▸ Supplied material:

====================

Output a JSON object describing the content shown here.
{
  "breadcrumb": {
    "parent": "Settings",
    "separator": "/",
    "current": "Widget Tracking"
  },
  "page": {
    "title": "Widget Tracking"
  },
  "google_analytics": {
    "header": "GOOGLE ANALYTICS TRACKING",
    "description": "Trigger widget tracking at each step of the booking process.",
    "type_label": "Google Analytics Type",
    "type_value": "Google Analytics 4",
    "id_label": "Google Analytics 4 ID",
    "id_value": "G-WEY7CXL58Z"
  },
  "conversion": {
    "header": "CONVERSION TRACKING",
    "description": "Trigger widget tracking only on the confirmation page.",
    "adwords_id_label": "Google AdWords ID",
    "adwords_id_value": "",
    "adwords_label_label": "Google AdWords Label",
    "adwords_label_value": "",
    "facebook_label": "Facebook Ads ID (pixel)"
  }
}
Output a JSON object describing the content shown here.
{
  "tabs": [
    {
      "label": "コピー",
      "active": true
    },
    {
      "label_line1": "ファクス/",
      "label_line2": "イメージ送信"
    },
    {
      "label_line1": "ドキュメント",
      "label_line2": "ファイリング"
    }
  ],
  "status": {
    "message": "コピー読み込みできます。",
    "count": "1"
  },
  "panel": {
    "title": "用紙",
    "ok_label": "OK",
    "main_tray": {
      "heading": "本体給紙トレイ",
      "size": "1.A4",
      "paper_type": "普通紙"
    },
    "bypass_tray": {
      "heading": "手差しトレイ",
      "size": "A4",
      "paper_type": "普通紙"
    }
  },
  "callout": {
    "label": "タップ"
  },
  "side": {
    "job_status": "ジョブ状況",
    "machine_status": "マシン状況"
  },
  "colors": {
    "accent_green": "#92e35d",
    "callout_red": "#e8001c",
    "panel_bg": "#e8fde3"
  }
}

====================

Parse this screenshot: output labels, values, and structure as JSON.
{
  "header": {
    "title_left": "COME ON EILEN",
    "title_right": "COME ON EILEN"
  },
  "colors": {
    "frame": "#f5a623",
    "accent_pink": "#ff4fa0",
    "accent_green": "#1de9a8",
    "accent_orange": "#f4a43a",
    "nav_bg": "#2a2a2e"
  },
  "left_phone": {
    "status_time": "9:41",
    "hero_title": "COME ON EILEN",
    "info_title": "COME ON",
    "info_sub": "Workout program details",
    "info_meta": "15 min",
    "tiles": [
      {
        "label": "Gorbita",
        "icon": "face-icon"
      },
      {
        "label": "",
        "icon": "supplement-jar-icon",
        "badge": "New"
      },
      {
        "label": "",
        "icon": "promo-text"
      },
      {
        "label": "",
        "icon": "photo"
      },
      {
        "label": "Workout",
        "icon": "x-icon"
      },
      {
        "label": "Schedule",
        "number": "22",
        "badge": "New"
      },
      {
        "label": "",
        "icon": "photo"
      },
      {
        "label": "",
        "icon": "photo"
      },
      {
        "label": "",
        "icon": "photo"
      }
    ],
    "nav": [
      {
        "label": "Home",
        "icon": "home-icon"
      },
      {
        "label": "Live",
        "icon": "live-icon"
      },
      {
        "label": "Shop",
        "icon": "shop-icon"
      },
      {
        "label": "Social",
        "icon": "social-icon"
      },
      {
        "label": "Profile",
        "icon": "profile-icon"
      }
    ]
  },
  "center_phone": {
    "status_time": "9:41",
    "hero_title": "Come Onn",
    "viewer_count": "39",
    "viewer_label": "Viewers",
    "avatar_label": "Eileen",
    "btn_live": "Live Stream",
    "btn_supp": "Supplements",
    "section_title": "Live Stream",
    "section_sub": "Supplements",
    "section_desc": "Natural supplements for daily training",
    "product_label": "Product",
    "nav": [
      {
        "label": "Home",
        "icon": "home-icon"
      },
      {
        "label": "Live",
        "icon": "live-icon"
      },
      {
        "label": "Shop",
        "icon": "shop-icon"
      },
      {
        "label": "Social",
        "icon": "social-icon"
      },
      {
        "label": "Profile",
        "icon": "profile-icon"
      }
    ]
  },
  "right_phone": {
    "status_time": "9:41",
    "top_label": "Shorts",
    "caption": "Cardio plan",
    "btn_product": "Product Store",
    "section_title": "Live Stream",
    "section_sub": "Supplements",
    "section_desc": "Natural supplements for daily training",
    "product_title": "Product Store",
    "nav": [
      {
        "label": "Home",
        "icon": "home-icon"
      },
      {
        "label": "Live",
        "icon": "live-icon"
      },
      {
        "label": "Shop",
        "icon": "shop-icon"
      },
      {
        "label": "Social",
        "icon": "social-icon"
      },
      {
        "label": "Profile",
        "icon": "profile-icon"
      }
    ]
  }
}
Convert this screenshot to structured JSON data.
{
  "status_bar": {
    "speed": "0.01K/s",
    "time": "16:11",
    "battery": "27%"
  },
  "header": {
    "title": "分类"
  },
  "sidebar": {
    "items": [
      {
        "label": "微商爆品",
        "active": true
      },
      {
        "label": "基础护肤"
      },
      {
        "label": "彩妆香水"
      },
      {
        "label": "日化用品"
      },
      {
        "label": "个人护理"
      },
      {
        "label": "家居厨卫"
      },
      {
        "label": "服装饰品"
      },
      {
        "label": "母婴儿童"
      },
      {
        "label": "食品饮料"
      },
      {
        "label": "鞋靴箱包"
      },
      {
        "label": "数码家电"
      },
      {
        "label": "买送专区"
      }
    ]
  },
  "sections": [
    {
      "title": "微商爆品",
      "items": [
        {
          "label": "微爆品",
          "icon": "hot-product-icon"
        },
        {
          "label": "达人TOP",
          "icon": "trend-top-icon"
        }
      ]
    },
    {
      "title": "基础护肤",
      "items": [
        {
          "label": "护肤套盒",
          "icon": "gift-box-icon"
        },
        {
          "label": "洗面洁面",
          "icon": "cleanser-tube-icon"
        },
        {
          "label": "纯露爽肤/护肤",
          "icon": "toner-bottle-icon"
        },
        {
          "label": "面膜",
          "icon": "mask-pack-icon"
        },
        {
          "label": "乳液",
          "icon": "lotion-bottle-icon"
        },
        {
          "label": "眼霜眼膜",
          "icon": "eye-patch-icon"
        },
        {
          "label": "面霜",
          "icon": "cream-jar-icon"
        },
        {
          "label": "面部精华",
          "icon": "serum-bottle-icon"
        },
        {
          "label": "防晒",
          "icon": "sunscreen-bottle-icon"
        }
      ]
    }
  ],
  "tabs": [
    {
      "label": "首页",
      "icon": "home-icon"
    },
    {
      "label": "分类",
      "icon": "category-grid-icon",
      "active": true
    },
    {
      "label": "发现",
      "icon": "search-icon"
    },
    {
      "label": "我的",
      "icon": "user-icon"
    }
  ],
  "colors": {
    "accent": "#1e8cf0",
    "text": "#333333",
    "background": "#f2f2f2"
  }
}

====================

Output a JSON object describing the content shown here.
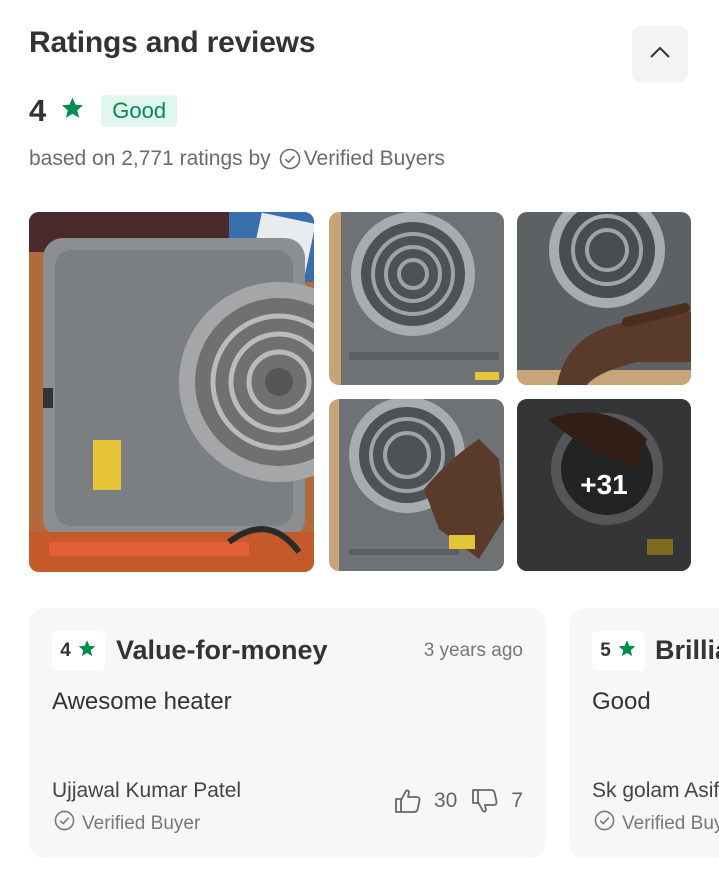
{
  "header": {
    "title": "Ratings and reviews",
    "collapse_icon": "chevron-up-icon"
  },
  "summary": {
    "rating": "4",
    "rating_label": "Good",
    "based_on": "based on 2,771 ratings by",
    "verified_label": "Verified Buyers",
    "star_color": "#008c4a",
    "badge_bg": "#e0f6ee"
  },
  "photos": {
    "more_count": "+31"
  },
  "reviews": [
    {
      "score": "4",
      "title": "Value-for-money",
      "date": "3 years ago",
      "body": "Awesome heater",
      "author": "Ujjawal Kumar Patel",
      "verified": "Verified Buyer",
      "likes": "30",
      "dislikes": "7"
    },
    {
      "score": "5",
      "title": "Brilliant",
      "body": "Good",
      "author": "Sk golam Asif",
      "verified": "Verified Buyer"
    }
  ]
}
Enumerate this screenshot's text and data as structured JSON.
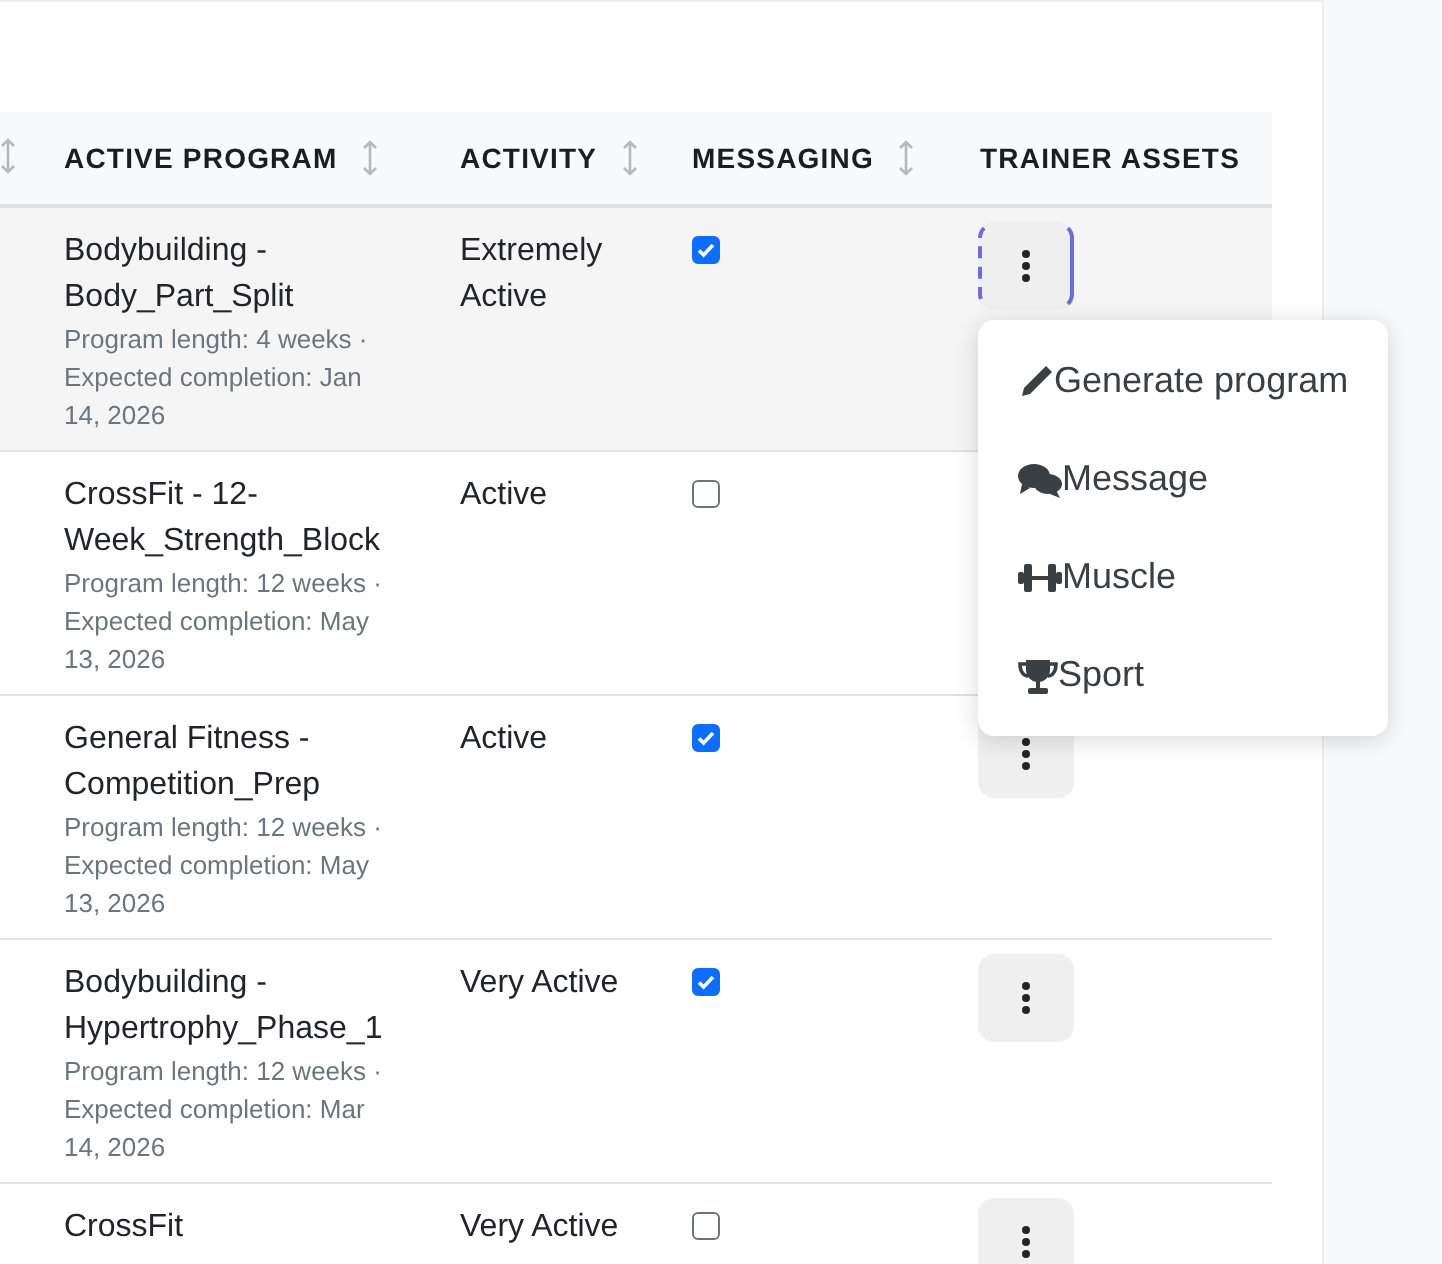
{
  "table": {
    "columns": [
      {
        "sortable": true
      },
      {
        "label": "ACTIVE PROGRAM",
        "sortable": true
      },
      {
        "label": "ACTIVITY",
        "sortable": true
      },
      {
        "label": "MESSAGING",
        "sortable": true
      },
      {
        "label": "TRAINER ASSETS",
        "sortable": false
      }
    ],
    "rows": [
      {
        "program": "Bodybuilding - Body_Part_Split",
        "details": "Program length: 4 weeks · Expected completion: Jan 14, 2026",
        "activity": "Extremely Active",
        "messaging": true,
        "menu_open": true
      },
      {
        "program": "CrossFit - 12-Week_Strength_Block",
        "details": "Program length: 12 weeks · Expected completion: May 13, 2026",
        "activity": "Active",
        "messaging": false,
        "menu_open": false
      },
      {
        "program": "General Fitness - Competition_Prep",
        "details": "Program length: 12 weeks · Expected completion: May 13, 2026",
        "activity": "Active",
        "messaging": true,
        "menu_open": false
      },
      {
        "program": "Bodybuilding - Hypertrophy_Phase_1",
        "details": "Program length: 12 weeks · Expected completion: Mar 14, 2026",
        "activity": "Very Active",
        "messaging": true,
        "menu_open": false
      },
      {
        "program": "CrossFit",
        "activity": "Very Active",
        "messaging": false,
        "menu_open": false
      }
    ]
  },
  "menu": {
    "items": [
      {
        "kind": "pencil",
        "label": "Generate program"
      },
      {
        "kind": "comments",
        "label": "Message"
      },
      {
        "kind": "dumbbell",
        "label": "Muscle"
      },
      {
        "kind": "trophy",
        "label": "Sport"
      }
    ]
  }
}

====================

▸ Set problem: Using the material above, gather every line that includes "Trigger".

▸ Result of this exercise:
    "description": "Trigger widget tracking at each step of the booking process.",
    "description": "Trigger widget tracking only on the confirmation page.",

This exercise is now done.